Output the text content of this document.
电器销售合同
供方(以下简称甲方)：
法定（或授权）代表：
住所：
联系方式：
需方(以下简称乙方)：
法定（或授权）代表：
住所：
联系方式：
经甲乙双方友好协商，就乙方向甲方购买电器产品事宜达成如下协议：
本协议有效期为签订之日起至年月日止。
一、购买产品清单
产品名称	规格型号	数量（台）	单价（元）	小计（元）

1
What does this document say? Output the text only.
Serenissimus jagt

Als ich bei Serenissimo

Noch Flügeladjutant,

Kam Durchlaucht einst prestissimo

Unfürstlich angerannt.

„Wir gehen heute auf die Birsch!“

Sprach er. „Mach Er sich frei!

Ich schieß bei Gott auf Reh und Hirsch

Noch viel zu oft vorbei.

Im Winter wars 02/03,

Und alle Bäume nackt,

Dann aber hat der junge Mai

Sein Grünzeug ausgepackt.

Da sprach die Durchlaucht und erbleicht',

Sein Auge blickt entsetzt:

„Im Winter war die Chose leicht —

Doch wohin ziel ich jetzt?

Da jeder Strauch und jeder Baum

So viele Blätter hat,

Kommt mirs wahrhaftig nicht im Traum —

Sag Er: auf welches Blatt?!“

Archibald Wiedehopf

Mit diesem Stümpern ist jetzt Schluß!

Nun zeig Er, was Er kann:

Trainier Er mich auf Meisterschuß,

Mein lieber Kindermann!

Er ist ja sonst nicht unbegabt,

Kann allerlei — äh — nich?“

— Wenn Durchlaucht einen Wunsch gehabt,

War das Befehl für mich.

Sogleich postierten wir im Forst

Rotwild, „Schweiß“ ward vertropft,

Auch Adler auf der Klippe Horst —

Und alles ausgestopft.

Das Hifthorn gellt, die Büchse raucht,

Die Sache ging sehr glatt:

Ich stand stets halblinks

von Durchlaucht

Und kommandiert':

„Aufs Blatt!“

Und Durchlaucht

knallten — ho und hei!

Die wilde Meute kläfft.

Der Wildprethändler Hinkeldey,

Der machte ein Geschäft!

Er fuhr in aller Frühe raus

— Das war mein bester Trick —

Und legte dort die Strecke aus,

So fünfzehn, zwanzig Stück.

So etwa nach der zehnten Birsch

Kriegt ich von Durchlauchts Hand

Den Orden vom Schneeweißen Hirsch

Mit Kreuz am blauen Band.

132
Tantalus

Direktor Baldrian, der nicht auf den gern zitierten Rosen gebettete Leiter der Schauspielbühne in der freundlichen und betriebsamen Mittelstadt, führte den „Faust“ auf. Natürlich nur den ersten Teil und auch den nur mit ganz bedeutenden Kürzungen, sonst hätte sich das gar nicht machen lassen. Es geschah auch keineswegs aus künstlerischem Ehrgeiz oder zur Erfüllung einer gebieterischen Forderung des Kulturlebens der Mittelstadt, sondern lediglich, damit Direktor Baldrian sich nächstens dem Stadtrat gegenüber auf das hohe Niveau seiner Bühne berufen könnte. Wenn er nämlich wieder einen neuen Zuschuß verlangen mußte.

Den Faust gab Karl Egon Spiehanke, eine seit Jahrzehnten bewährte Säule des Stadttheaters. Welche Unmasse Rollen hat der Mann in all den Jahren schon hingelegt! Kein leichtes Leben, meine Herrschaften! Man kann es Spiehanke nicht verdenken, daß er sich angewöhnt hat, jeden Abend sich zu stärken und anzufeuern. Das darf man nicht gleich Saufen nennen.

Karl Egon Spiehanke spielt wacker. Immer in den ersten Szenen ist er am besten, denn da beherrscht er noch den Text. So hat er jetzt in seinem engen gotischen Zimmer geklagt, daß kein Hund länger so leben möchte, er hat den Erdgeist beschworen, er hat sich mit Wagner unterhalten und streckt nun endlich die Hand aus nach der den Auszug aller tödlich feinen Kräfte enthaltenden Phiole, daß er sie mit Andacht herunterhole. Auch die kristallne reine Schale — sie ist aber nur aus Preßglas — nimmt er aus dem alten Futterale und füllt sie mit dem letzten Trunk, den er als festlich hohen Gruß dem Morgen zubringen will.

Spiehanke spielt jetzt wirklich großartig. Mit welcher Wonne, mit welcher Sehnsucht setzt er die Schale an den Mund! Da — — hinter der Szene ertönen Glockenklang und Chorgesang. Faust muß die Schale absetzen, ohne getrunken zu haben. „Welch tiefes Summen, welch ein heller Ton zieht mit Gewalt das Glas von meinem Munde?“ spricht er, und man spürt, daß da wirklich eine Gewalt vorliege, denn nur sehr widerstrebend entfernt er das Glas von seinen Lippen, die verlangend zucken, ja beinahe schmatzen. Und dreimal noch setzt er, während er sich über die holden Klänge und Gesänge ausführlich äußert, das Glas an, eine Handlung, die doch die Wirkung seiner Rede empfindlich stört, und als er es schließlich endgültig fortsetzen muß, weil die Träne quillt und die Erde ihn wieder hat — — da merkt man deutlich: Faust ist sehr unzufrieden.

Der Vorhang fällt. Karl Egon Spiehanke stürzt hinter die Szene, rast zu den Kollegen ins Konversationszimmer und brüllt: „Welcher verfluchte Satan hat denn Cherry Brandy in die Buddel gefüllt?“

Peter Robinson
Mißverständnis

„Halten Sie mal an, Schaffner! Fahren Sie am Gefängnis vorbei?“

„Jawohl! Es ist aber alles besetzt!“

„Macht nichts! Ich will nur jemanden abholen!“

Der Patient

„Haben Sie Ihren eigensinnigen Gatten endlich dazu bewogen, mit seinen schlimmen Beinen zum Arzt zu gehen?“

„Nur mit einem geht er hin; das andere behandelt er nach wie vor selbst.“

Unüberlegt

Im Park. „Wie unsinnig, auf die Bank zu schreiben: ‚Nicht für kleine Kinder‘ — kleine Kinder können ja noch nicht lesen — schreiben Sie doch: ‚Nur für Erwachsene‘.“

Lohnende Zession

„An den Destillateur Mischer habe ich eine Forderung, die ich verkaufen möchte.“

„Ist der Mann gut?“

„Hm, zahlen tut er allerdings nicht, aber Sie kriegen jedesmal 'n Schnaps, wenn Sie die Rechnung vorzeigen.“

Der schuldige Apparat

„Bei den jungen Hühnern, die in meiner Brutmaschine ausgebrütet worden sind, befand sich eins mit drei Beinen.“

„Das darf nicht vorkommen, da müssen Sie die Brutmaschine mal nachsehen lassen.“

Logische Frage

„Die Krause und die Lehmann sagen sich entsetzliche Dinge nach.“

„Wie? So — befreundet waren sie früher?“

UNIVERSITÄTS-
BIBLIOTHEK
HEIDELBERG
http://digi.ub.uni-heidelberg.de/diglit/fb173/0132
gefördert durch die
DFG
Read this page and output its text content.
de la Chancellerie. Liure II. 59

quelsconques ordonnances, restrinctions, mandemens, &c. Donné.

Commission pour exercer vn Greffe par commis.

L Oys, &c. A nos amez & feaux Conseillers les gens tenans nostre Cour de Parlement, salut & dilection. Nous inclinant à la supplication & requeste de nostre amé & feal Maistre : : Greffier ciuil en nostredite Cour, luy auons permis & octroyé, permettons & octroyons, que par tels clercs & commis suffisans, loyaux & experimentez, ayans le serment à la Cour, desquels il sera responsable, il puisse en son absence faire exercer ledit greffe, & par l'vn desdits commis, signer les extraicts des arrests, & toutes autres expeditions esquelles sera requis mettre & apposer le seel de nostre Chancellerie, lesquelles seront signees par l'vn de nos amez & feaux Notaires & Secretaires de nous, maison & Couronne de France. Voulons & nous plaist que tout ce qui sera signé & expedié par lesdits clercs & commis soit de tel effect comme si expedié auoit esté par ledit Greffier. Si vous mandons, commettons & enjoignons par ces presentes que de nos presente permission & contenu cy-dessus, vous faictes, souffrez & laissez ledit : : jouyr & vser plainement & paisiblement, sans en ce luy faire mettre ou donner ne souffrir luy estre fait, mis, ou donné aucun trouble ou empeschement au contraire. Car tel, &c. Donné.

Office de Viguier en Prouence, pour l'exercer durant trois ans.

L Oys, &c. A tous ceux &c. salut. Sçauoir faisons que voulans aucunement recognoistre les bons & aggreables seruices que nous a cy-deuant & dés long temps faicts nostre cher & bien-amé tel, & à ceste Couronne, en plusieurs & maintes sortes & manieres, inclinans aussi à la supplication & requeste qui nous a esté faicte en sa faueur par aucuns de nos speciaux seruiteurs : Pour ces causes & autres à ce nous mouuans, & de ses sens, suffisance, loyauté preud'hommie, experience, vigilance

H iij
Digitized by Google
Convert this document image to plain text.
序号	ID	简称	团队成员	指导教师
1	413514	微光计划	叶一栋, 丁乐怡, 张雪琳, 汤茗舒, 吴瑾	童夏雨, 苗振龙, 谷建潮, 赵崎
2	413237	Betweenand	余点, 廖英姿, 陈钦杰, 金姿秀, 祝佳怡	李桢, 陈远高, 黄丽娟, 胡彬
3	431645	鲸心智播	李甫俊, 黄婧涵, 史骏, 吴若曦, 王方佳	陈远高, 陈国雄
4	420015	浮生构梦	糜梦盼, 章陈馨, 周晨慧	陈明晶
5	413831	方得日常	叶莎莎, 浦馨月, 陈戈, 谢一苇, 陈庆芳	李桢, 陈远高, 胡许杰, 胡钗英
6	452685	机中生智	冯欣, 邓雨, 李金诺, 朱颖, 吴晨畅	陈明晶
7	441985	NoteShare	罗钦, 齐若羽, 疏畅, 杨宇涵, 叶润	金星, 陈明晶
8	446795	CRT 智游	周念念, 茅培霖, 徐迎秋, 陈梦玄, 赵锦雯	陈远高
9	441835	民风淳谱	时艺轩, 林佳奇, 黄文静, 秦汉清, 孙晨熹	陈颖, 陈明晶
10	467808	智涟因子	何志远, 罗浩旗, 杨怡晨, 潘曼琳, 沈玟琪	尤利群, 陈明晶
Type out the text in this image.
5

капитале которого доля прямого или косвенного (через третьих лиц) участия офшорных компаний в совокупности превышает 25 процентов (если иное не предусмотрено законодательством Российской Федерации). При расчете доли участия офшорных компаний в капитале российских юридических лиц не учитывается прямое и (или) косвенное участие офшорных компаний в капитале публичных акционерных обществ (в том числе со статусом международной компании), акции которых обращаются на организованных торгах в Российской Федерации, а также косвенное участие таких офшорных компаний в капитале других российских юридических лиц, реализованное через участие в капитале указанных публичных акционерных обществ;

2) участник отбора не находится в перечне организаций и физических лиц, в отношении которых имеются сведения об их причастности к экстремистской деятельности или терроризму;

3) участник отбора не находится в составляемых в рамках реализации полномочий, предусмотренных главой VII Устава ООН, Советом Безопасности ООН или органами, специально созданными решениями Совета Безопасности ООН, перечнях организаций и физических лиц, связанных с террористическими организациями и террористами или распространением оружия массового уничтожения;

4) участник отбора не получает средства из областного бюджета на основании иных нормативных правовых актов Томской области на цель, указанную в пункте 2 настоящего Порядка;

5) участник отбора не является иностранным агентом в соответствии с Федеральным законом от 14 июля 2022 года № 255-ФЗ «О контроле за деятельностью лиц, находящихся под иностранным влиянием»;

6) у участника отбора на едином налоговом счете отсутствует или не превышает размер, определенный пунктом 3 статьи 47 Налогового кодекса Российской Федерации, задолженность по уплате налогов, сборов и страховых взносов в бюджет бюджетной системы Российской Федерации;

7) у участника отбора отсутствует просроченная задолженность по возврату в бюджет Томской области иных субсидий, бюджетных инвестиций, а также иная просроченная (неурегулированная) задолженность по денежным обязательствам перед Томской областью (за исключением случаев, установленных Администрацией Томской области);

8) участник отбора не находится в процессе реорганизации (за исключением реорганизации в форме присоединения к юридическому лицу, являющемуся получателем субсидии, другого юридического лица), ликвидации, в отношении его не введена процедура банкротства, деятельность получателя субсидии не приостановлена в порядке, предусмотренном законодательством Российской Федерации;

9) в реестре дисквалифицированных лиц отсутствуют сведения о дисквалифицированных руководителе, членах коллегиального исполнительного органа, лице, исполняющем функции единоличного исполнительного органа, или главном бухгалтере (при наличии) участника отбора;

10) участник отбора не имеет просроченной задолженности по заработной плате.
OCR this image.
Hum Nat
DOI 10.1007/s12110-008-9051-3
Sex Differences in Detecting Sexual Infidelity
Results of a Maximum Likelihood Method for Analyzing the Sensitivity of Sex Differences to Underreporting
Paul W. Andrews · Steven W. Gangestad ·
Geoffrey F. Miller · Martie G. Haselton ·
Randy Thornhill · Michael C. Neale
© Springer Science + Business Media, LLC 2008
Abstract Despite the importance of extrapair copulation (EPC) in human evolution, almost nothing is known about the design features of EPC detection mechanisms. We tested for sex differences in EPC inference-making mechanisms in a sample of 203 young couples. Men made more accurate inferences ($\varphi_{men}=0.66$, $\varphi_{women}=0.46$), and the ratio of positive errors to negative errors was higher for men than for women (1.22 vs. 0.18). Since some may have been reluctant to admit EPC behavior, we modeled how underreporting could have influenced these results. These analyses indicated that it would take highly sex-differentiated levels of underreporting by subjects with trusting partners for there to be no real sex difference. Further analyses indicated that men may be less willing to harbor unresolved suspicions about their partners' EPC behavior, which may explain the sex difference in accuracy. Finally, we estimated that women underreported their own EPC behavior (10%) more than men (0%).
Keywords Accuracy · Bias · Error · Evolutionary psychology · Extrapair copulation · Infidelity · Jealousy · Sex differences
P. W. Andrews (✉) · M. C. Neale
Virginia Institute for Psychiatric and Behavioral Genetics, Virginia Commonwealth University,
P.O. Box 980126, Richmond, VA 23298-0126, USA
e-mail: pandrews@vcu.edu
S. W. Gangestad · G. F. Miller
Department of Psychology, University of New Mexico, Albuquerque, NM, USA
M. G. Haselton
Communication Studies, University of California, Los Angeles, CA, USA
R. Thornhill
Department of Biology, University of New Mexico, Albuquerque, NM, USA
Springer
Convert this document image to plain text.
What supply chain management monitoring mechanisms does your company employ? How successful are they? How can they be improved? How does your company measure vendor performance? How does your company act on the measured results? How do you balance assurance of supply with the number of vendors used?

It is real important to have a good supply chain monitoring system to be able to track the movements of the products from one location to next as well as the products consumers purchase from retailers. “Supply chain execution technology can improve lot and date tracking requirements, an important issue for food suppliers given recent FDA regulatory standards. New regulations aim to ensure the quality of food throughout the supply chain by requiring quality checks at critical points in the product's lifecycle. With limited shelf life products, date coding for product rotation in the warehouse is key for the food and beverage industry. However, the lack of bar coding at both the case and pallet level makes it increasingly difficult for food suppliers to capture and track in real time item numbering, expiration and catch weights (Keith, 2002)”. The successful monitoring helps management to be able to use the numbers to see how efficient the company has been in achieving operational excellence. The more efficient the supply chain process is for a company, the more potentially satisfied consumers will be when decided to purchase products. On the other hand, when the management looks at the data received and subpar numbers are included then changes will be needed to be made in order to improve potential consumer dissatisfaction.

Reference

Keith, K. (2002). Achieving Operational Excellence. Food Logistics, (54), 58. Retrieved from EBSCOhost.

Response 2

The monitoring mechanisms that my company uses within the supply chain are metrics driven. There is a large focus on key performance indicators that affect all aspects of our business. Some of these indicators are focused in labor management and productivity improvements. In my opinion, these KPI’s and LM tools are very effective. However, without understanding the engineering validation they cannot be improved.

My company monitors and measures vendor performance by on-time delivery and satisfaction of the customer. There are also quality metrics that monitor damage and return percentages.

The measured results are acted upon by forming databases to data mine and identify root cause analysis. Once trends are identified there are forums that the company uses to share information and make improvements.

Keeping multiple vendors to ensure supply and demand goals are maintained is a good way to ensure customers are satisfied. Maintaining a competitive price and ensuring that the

### The problem
Extract all lines containing the word "copulation".

### Result for this exercise
Abstract Despite the importance of extrapair copulation (EPC) in human evolution, almost nothing is known about the design features of EPC detection mechanisms. We tested for sex differences in EPC inference-making mechanisms in a sample of 203 young couples. Men made more accurate inferences ($\varphi_{men}=0.66$, $\varphi_{women}=0.46$), and the ratio of positive errors to negative errors was higher for men than for women (1.22 vs. 0.18). Since some may have been reluctant to admit EPC behavior, we modeled how underreporting could have influenced these results. These analyses indicated that it would take highly sex-differentiated levels of underreporting by subjects with trusting partners for there to be no real sex difference. Further analyses indicated that men may be less willing to harbor unresolved suspicions about their partners' EPC behavior, which may explain the sex difference in accuracy. Finally, we estimated that women underreported their own EPC behavior (10%) more than men (0%).
Keywords Accuracy · Bias · Error · Evolutionary psychology · Extrapair copulation · Infidelity · Jealousy · Sex differences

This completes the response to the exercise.